***** Dados da tarefa *****

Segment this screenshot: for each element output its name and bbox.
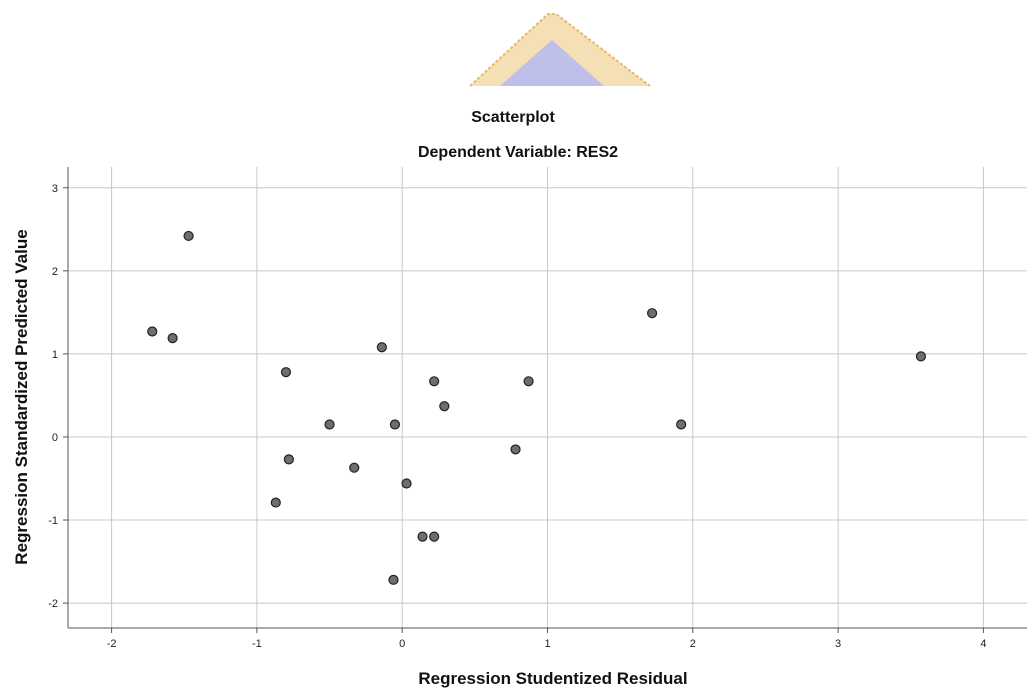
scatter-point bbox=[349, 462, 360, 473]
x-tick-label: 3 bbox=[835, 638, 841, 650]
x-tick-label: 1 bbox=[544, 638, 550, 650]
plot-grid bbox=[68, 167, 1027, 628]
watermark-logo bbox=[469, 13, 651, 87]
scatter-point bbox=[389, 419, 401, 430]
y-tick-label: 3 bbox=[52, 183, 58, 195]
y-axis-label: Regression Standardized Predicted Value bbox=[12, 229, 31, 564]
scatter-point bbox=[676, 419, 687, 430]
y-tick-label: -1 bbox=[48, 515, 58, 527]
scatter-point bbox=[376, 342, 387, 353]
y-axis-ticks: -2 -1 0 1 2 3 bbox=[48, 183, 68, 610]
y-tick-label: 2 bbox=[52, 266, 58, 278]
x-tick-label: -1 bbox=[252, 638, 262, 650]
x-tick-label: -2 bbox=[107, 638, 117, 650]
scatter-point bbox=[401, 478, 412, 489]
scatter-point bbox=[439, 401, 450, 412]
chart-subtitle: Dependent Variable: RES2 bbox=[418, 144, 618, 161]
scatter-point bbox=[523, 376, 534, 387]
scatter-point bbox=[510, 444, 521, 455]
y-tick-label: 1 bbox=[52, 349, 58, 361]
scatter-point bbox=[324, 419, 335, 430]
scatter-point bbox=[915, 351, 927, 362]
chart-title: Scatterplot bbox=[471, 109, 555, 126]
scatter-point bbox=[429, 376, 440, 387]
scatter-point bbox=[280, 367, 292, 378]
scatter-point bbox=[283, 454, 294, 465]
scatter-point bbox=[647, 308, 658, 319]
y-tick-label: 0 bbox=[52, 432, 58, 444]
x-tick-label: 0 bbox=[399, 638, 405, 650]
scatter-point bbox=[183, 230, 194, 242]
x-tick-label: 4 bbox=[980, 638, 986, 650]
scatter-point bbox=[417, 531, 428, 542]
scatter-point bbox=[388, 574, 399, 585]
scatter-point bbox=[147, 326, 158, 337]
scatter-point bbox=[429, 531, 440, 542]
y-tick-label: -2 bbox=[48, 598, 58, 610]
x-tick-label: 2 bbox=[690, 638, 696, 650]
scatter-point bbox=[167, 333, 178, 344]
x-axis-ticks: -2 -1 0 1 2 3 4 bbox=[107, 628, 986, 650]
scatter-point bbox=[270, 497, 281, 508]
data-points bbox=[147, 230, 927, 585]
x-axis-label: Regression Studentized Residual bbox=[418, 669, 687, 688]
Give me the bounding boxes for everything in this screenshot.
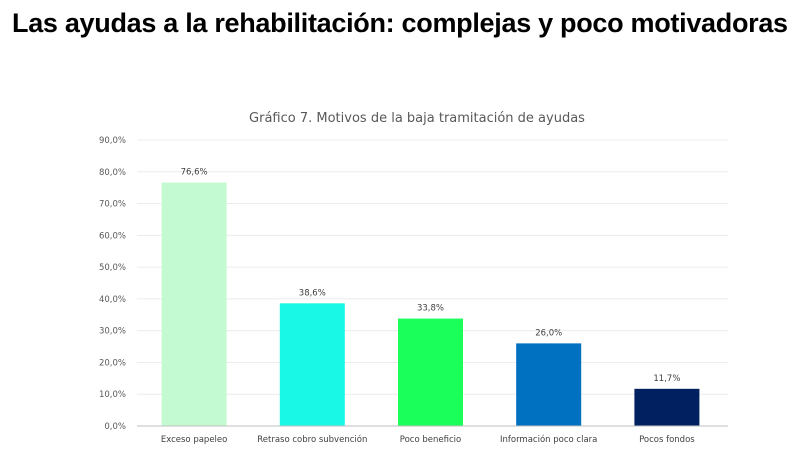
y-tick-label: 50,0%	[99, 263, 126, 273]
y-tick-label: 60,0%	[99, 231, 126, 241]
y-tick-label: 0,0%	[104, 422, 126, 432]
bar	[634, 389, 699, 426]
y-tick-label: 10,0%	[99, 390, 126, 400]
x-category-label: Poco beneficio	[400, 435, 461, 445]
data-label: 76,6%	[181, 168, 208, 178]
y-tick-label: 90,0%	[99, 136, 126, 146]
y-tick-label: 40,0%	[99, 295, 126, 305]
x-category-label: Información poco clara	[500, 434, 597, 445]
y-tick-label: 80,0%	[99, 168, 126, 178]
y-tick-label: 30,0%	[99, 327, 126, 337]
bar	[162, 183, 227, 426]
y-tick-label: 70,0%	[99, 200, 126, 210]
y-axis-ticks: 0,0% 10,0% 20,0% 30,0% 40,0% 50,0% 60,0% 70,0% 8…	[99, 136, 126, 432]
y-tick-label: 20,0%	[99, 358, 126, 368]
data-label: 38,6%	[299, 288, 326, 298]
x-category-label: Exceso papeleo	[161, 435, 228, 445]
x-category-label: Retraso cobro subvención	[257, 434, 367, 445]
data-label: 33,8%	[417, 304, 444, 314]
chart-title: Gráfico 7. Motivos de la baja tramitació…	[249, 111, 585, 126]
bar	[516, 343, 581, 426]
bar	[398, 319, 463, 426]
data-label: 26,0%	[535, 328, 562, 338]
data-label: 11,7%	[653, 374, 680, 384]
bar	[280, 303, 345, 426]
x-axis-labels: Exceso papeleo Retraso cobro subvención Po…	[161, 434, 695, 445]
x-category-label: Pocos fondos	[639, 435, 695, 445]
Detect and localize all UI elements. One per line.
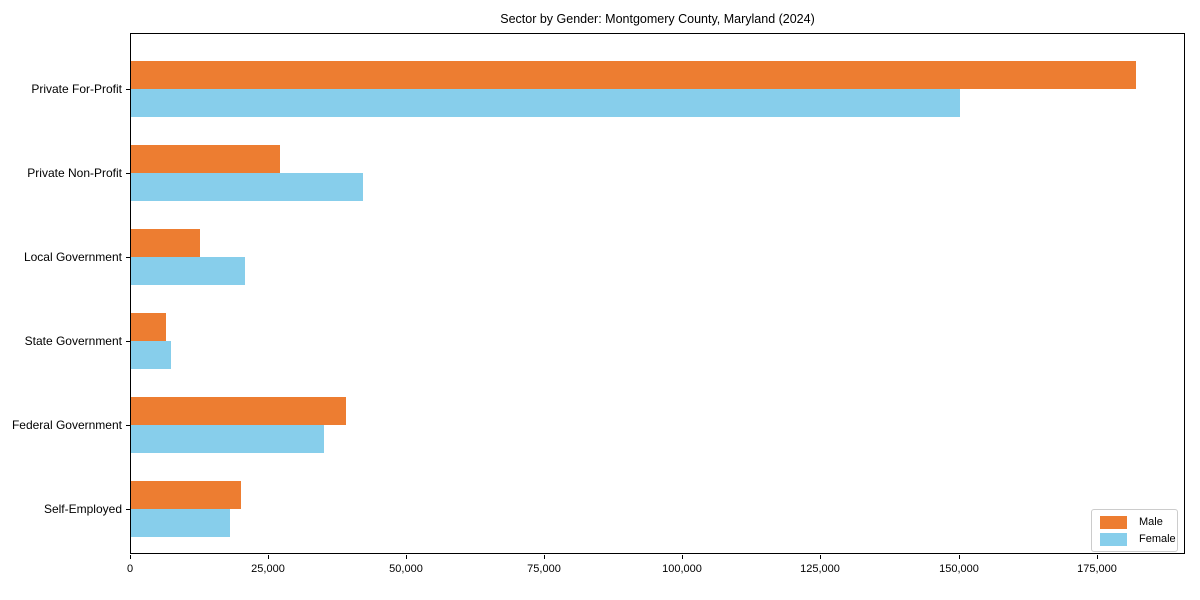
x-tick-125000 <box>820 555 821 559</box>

*****

### Enunciado:
Transforme em lista numerada o trecho dos registros que começa na linha que contém "263, 126, 273]" e termina na linha que contém "y-axis-ticks: 0,0% 10,0%", incluindo essas duas linhas e omitindo as linhas em branco.

### Resultado correto:
1. y-tick-label: 50,0%	[99, 263, 126, 273]
2. y-tick-label: 60,0%	[99, 231, 126, 241]
3. y-tick-label: 0,0%	[104, 422, 126, 432]
4. bar	[634, 389, 699, 426]
5. y-tick-label: 10,0%	[99, 390, 126, 400]
6. x-category-label: Poco beneficio	[400, 435, 461, 445]
7. data-label: 76,6%	[181, 168, 208, 178]
8. y-tick-label: 90,0%	[99, 136, 126, 146]
9. y-tick-label: 40,0%	[99, 295, 126, 305]
10. x-category-label: Información poco clara	[500, 434, 597, 445]
11. y-tick-label: 80,0%	[99, 168, 126, 178]
12. y-tick-label: 30,0%	[99, 327, 126, 337]
13. bar	[162, 183, 227, 426]
14. y-tick-label: 70,0%	[99, 200, 126, 210]
15. y-axis-ticks: 0,0% 10,0% 20,0% 30,0% 40,0% 50,0% 60,0% 70,0% 8…	[99, 136, 126, 432]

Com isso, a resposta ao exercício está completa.